State only how many lines below include the string "goalie".

Dataset records
============
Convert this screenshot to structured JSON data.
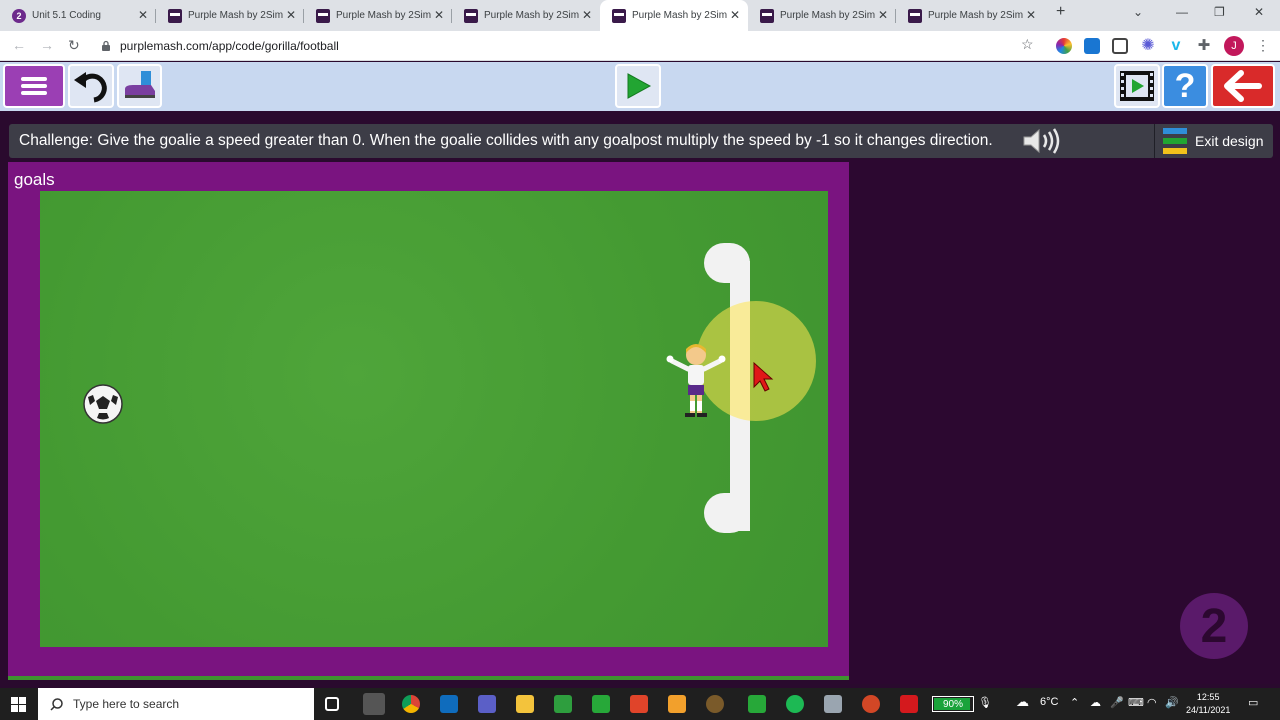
{
  "browser": {
    "tabs": [
      {
        "title": "Unit 5.1 Coding",
        "favicon": "purple-mash-2-icon",
        "active": false
      },
      {
        "title": "Purple Mash by 2Sim",
        "favicon": "purple-mash-icon",
        "active": false
      },
      {
        "title": "Purple Mash by 2Sim",
        "favicon": "purple-mash-icon",
        "active": false
      },
      {
        "title": "Purple Mash by 2Sim",
        "favicon": "purple-mash-icon",
        "active": false
      },
      {
        "title": "Purple Mash by 2Sim",
        "favicon": "purple-mash-icon",
        "active": true
      },
      {
        "title": "Purple Mash by 2Sim",
        "favicon": "purple-mash-icon",
        "active": false
      },
      {
        "title": "Purple Mash by 2Sim",
        "favicon": "purple-mash-icon",
        "active": false
      }
    ],
    "url": "purplemash.com/app/code/gorilla/football",
    "profile_initial": "J"
  },
  "toolbar": {
    "buttons": [
      "menu-icon",
      "undo-icon",
      "shoe-icon",
      "play-icon",
      "film-icon",
      "help-icon",
      "back-arrow-icon"
    ],
    "help_label": "?"
  },
  "challenge": {
    "text": "Challenge: Give the goalie a speed greater than 0. When the goalie collides with any goalpost multiply the speed by -1 so it changes direction.",
    "exit_label": "Exit design"
  },
  "stage": {
    "title": "goals",
    "objects": [
      "football",
      "goalie",
      "goalpost"
    ]
  },
  "badge": "2",
  "taskbar": {
    "search_placeholder": "Type here to search",
    "battery": "90%",
    "battery_level": 0.9,
    "temperature": "6°C",
    "time": "12:55",
    "date": "24/11/2021"
  },
  "colors": {
    "brand_purple": "#7a1480",
    "pitch_green": "#449a32",
    "accent_red": "#d92a2a",
    "accent_blue": "#3b8de0"
  }
}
============
**Finished exercise:** 2